Copy all of the material word for word, except for the pictures.

[Records excerpted from a collection]
:::::

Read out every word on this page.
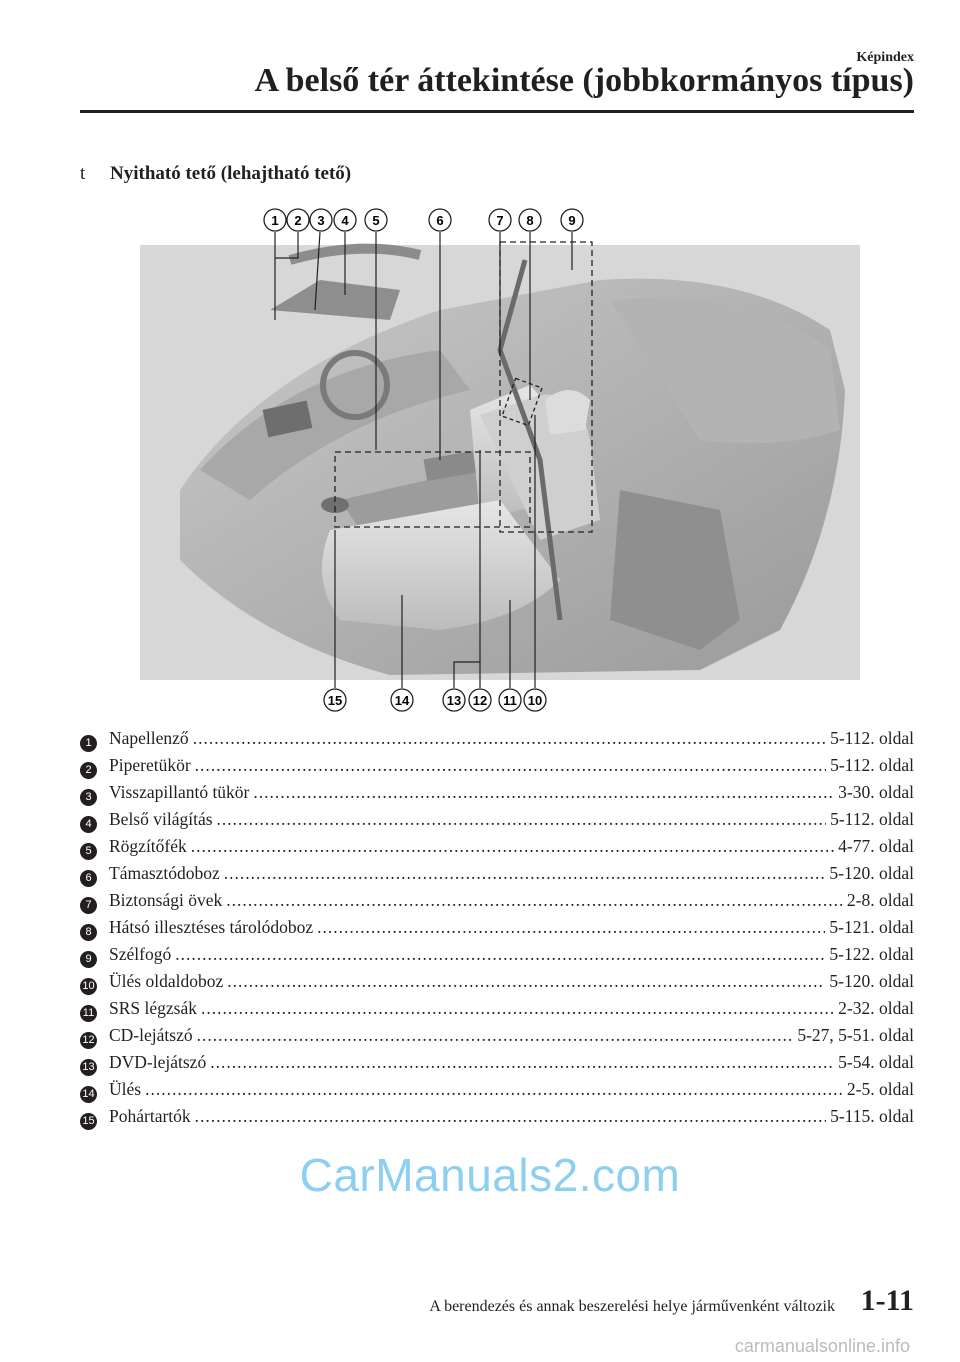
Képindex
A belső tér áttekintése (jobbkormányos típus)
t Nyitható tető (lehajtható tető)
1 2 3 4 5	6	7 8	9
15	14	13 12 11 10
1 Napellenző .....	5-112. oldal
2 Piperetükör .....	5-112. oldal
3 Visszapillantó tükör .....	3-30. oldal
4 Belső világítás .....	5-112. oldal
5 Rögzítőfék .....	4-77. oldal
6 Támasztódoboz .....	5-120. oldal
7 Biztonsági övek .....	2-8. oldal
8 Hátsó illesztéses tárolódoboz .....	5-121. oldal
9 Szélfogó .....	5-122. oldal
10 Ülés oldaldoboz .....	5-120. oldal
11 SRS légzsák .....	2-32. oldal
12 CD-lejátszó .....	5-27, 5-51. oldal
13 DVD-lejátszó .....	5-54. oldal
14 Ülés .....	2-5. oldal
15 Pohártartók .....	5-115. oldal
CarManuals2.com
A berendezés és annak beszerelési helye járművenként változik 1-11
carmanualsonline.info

:::::

The response ▸
Read out every word on this page.
Képindex
A belső tér áttekintése (jobbkormányos típus)
t Nyitható tető (lehajtható tető)
1 2 3 4 5	6	7 8	9
15	14	13 12 11 10
1 Napellenző .....	5-112. oldal
2 Piperetükör .....	5-112. oldal
3 Visszapillantó tükör .....	3-30. oldal
4 Belső világítás .....	5-112. oldal
5 Rögzítőfék .....	4-77. oldal
6 Támasztódoboz .....	5-120. oldal
7 Biztonsági övek .....	2-8. oldal
8 Hátsó illesztéses tárolódoboz .....	5-121. oldal
9 Szélfogó .....	5-122. oldal
10 Ülés oldaldoboz .....	5-120. oldal
11 SRS légzsák .....	2-32. oldal
12 CD-lejátszó .....	5-27, 5-51. oldal
13 DVD-lejátszó .....	5-54. oldal
14 Ülés .....	2-5. oldal
15 Pohártartók .....	5-115. oldal
CarManuals2.com
A berendezés és annak beszerelési helye járművenként változik 1-11
carmanualsonline.info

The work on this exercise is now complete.